[Required task]
Exclude the pictures and retype the entries as written.

+++

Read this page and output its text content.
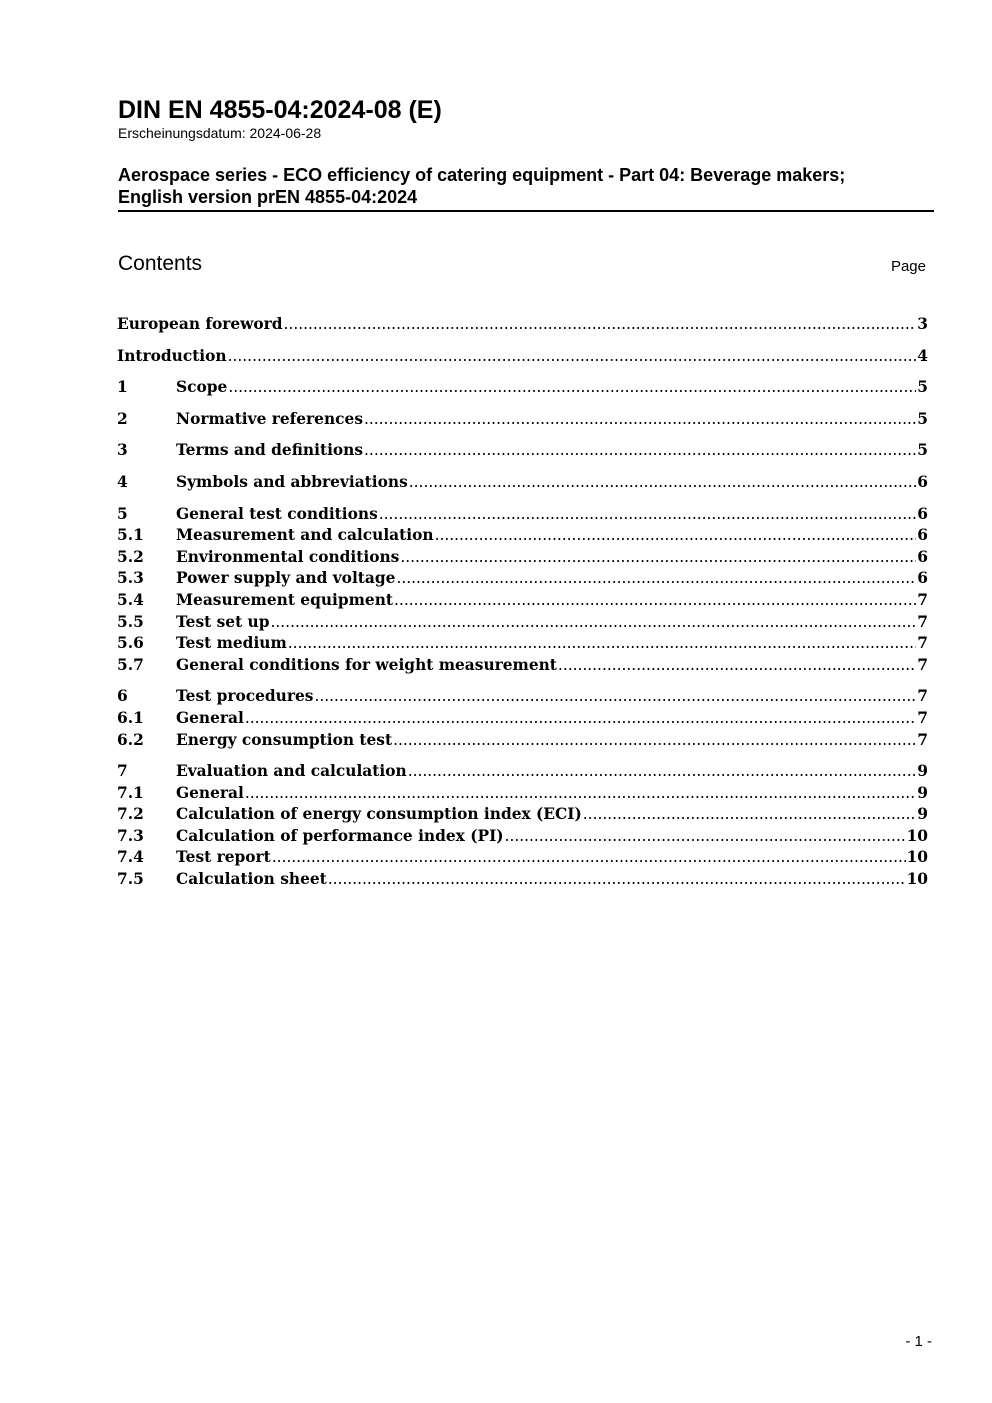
DIN EN 4855-04:2024-08 (E)

Erscheinungsdatum: 2024-06-28

Aerospace series - ECO efficiency of catering equipment - Part 04: Beverage makers;
English version prEN 4855-04:2024
Contents	Page
European foreword .....	3
Introduction .....	4
1	Scope .....	5
2	Normative references .....	5
3	Terms and definitions .....	5
4	Symbols and abbreviations .....	6
5	General test conditions .....	6
5.1	Measurement and calculation .....	6
5.2	Environmental conditions .....	6
5.3	Power supply and voltage .....	6
5.4	Measurement equipment .....	7
5.5	Test set up .....	7
5.6	Test medium .....	7
5.7	General conditions for weight measurement .....	7
6	Test procedures .....	7
6.1	General .....	7
6.2	Energy consumption test .....	7
7	Evaluation and calculation .....	9
7.1	General .....	9
7.2	Calculation of energy consumption index (ECI) .....	9
7.3	Calculation of performance index (PI) .....	10
7.4	Test report .....	10
7.5	Calculation sheet .....	10
- 1 -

+++

[Solution for this problem]
Read this page and output its text content.
DIN EN 4855-04:2024-08 (E)

Erscheinungsdatum: 2024-06-28

Aerospace series - ECO efficiency of catering equipment - Part 04: Beverage makers;
English version prEN 4855-04:2024
Contents	Page
European foreword .....	3
Introduction .....	4
1	Scope .....	5
2	Normative references .....	5
3	Terms and definitions .....	5
4	Symbols and abbreviations .....	6
5	General test conditions .....	6
5.1	Measurement and calculation .....	6
5.2	Environmental conditions .....	6
5.3	Power supply and voltage .....	6
5.4	Measurement equipment .....	7
5.5	Test set up .....	7
5.6	Test medium .....	7
5.7	General conditions for weight measurement .....	7
6	Test procedures .....	7
6.1	General .....	7
6.2	Energy consumption test .....	7
7	Evaluation and calculation .....	9
7.1	General .....	9
7.2	Calculation of energy consumption index (ECI) .....	9
7.3	Calculation of performance index (PI) .....	10
7.4	Test report .....	10
7.5	Calculation sheet .....	10
- 1 -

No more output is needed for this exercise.